◆ **Exercise task**: Look through the material below. Copy each line that contains the string "export".
□ □ □ □ □
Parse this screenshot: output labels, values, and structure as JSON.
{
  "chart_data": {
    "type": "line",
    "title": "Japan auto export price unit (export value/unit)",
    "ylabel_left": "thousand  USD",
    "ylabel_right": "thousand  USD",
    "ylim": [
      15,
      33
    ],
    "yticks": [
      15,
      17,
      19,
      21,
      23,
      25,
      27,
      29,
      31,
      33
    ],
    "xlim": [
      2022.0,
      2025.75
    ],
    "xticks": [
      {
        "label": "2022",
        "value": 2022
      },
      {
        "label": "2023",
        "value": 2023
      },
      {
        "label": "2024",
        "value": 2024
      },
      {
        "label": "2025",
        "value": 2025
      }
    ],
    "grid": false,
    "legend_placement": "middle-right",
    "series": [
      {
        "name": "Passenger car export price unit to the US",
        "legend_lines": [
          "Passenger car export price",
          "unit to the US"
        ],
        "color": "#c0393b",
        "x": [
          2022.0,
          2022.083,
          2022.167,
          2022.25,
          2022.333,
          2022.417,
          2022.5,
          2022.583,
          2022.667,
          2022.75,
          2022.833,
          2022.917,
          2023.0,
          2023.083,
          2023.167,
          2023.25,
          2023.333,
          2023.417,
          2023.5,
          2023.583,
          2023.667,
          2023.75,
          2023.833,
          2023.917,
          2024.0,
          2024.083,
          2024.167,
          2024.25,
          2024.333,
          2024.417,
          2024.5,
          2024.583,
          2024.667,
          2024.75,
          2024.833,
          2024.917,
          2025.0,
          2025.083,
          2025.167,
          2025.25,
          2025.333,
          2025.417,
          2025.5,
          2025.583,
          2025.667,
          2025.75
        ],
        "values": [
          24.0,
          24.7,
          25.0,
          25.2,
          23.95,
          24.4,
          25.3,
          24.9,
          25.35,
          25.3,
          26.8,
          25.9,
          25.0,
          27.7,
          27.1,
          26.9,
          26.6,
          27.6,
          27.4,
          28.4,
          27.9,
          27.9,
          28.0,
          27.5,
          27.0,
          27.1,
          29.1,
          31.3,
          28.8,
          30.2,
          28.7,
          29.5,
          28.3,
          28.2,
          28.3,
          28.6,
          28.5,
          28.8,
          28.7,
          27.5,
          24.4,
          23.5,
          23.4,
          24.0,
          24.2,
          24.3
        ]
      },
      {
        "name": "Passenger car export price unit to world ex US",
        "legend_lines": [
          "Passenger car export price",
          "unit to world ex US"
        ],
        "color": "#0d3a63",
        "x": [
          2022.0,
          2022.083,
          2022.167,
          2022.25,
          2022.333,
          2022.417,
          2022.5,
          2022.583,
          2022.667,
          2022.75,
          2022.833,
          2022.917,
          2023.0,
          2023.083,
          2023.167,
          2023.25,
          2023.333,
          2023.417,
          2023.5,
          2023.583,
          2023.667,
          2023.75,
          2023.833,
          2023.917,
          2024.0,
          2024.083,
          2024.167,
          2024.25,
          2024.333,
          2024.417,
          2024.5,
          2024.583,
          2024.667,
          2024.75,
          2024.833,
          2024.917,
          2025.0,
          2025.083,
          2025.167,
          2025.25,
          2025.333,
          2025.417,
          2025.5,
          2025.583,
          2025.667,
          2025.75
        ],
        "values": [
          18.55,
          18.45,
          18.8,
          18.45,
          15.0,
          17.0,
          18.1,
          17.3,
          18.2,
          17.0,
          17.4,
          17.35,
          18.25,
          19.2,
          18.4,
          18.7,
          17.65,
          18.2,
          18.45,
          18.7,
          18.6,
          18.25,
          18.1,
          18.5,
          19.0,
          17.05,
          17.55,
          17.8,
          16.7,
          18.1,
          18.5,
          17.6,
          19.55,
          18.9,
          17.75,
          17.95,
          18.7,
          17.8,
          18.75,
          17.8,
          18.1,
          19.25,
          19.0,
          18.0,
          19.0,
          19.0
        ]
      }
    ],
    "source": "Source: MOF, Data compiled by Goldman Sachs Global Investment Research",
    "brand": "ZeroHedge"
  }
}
□ □ □ □ □
◆ **The output**:
    "title": "Japan auto export price unit (export value/unit)",
        "name": "Passenger car export price unit to the US",
          "Passenger car export price",
        "name": "Passenger car export price unit to world ex US",
          "Passenger car export price",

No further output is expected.